Look through the records below, and copy out every line that holds the string "from".
──────────────────────────────
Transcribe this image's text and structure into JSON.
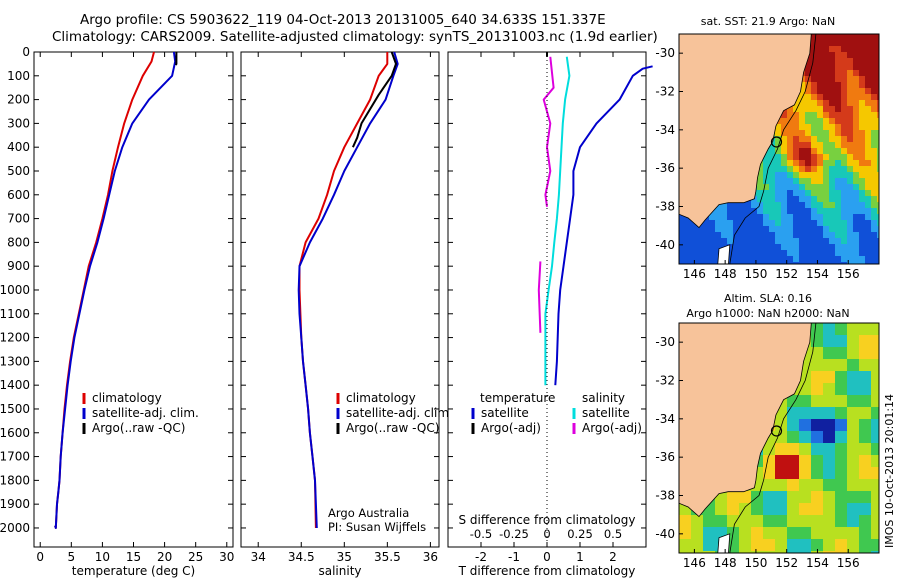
{
  "header": {
    "line1": "Argo profile: CS 5903622_119 04-Oct-2013 20131005_640 34.633S 151.337E",
    "line2": "Climatology: CARS2009. Satellite-adjusted climatology: synTS_20131003.nc (1.9d earlier)"
  },
  "colors": {
    "climatology": "#dd0000",
    "satellite": "#0000cc",
    "argo": "#000000",
    "cyan": "#00dddd",
    "magenta": "#dd00dd",
    "land": "#f7c39a"
  },
  "chart_data": [
    {
      "type": "line",
      "id": "temperature",
      "xlabel": "temperature (deg C)",
      "xticks": [
        "0",
        "5",
        "10",
        "15",
        "20",
        "25",
        "30"
      ],
      "xlim": [
        -1,
        31
      ],
      "ylim": [
        0,
        2080
      ],
      "yticks": [
        "0",
        "100",
        "200",
        "300",
        "400",
        "500",
        "600",
        "700",
        "800",
        "900",
        "1000",
        "1100",
        "1200",
        "1300",
        "1400",
        "1500",
        "1600",
        "1700",
        "1800",
        "1900",
        "2000"
      ],
      "legend": [
        "climatology",
        "satellite-adj. clim.",
        "Argo(..raw -QC)"
      ],
      "series": [
        {
          "name": "climatology",
          "color": "#dd0000",
          "x": [
            18.3,
            17.9,
            16.5,
            14.8,
            13.5,
            12.5,
            11.6,
            10.9,
            10.0,
            9.0,
            7.8,
            7.0,
            6.2,
            5.4,
            4.8,
            4.3,
            3.9,
            3.6,
            3.3,
            3.1,
            2.9,
            2.7,
            2.6,
            2.5,
            2.4
          ],
          "y": [
            0,
            40,
            100,
            200,
            300,
            400,
            500,
            600,
            700,
            800,
            900,
            1000,
            1100,
            1200,
            1300,
            1400,
            1500,
            1600,
            1700,
            1800,
            1850,
            1900,
            1950,
            2000,
            1990
          ]
        },
        {
          "name": "satellite-adj. clim.",
          "color": "#0000cc",
          "x": [
            21.5,
            21.7,
            21.2,
            17.5,
            14.8,
            13.2,
            12.0,
            11.1,
            10.2,
            9.2,
            8.0,
            7.1,
            6.3,
            5.5,
            4.9,
            4.4,
            4.0,
            3.6,
            3.3,
            3.1,
            2.9,
            2.7,
            2.6,
            2.5,
            2.4
          ],
          "y": [
            0,
            40,
            100,
            200,
            300,
            400,
            500,
            600,
            700,
            800,
            900,
            1000,
            1100,
            1200,
            1300,
            1400,
            1500,
            1600,
            1700,
            1800,
            1850,
            1900,
            1950,
            2000,
            1990
          ]
        },
        {
          "name": "Argo(..raw -QC)",
          "color": "#000000",
          "x": [
            21.9,
            21.9,
            21.8
          ],
          "y": [
            0,
            50,
            55
          ]
        }
      ]
    },
    {
      "type": "line",
      "id": "salinity",
      "xlabel": "salinity",
      "xticks": [
        "34",
        "34.5",
        "35",
        "35.5",
        "36"
      ],
      "xlim": [
        33.8,
        36.1
      ],
      "ylim": [
        0,
        2080
      ],
      "legend": [
        "climatology",
        "satellite-adj. clim.",
        "Argo(..raw -QC)"
      ],
      "annotation": [
        "Argo Australia",
        "PI: Susan Wijffels"
      ],
      "series": [
        {
          "name": "climatology",
          "color": "#dd0000",
          "x": [
            35.5,
            35.5,
            35.4,
            35.3,
            35.15,
            35.0,
            34.88,
            34.8,
            34.7,
            34.55,
            34.48,
            34.48,
            34.49,
            34.5,
            34.52,
            34.55,
            34.58,
            34.6,
            34.63,
            34.66,
            34.67
          ],
          "y": [
            0,
            50,
            100,
            200,
            300,
            400,
            500,
            600,
            700,
            800,
            900,
            1000,
            1100,
            1200,
            1300,
            1400,
            1500,
            1600,
            1700,
            1800,
            2000
          ]
        },
        {
          "name": "satellite-adj. clim.",
          "color": "#0000cc",
          "x": [
            35.58,
            35.62,
            35.57,
            35.48,
            35.3,
            35.15,
            35.0,
            34.88,
            34.75,
            34.6,
            34.48,
            34.47,
            34.48,
            34.5,
            34.52,
            34.55,
            34.58,
            34.6,
            34.63,
            34.66,
            34.68
          ],
          "y": [
            0,
            50,
            100,
            200,
            300,
            400,
            500,
            600,
            700,
            800,
            900,
            1000,
            1100,
            1200,
            1300,
            1400,
            1500,
            1600,
            1700,
            1800,
            2000
          ]
        },
        {
          "name": "Argo(..raw -QC)",
          "color": "#000000",
          "x": [
            35.55,
            35.6,
            35.55,
            35.4,
            35.2,
            35.15,
            35.1
          ],
          "y": [
            0,
            50,
            100,
            180,
            300,
            360,
            400
          ]
        }
      ]
    },
    {
      "type": "line",
      "id": "difference",
      "xlabel": "T difference from climatology",
      "xlabel_top": "S difference from climatology",
      "xticks": [
        "-2",
        "-1",
        "0",
        "1",
        "2"
      ],
      "xticks_top": [
        "-0.5",
        "-0.25",
        "0",
        "0.25",
        "0.5"
      ],
      "xlim": [
        -3,
        3
      ],
      "ylim": [
        0,
        2080
      ],
      "legend_temperature_title": "temperature",
      "legend_salinity_title": "salinity",
      "legend": [
        "satellite",
        "Argo(-adj)",
        "satellite",
        "Argo(-adj)"
      ],
      "series": [
        {
          "name": "temperature satellite",
          "color": "#0000cc",
          "x": [
            3.2,
            2.9,
            2.6,
            2.2,
            1.5,
            1.0,
            0.8,
            0.8,
            0.7,
            0.5,
            0.4,
            0.35,
            0.3,
            0.25
          ],
          "y": [
            60,
            70,
            100,
            200,
            300,
            400,
            500,
            600,
            700,
            900,
            1000,
            1100,
            1300,
            1400
          ]
        },
        {
          "name": "temperature Argo(-adj)",
          "color": "#000000",
          "x": [
            0.0,
            0.0
          ],
          "y": [
            0,
            20
          ]
        },
        {
          "name": "salinity satellite",
          "color": "#00dddd",
          "x": [
            0.6,
            0.68,
            0.55,
            0.48,
            0.44,
            0.4,
            0.36,
            0.3,
            0.22,
            0.15,
            0.05,
            -0.05,
            -0.05
          ],
          "y": [
            20,
            100,
            200,
            300,
            400,
            500,
            600,
            700,
            800,
            900,
            1000,
            1100,
            1400
          ]
        },
        {
          "name": "salinity Argo(-adj)",
          "color": "#dd00dd",
          "x": [
            0.1,
            0.2,
            -0.1,
            0.1,
            0.0,
            0.1,
            -0.05,
            0.0
          ],
          "y": [
            20,
            150,
            200,
            300,
            400,
            500,
            600,
            650
          ]
        },
        {
          "name": "salinity Argo(-adj) deep",
          "color": "#dd00dd",
          "x": [
            -0.2,
            -0.25,
            -0.2
          ],
          "y": [
            880,
            1000,
            1180
          ]
        }
      ]
    },
    {
      "type": "heatmap",
      "id": "sst-map",
      "title": "sat. SST: 21.9  Argo: NaN",
      "xticks": [
        "146",
        "148",
        "150",
        "152",
        "154",
        "156"
      ],
      "yticks": [
        "-30",
        "-32",
        "-34",
        "-36",
        "-38",
        "-40"
      ],
      "xlim": [
        145,
        158
      ],
      "ylim": [
        -41,
        -29
      ]
    },
    {
      "type": "heatmap",
      "id": "sla-map",
      "title_line1": "Altim. SLA: 0.16",
      "title_line2": "Argo h1000: NaN h2000: NaN",
      "xticks": [
        "146",
        "148",
        "150",
        "152",
        "154",
        "156"
      ],
      "yticks": [
        "-30",
        "-32",
        "-34",
        "-36",
        "-38",
        "-40"
      ],
      "xlim": [
        145,
        158
      ],
      "ylim": [
        -41,
        -29
      ]
    }
  ],
  "side_stamp": "IMOS 10-Oct-2013 20:01:14"
}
──────────────────────────────
▶ [Result for this exercise]:
      "xlabel": "T difference from climatology",
      "xlabel_top": "S difference from climatology",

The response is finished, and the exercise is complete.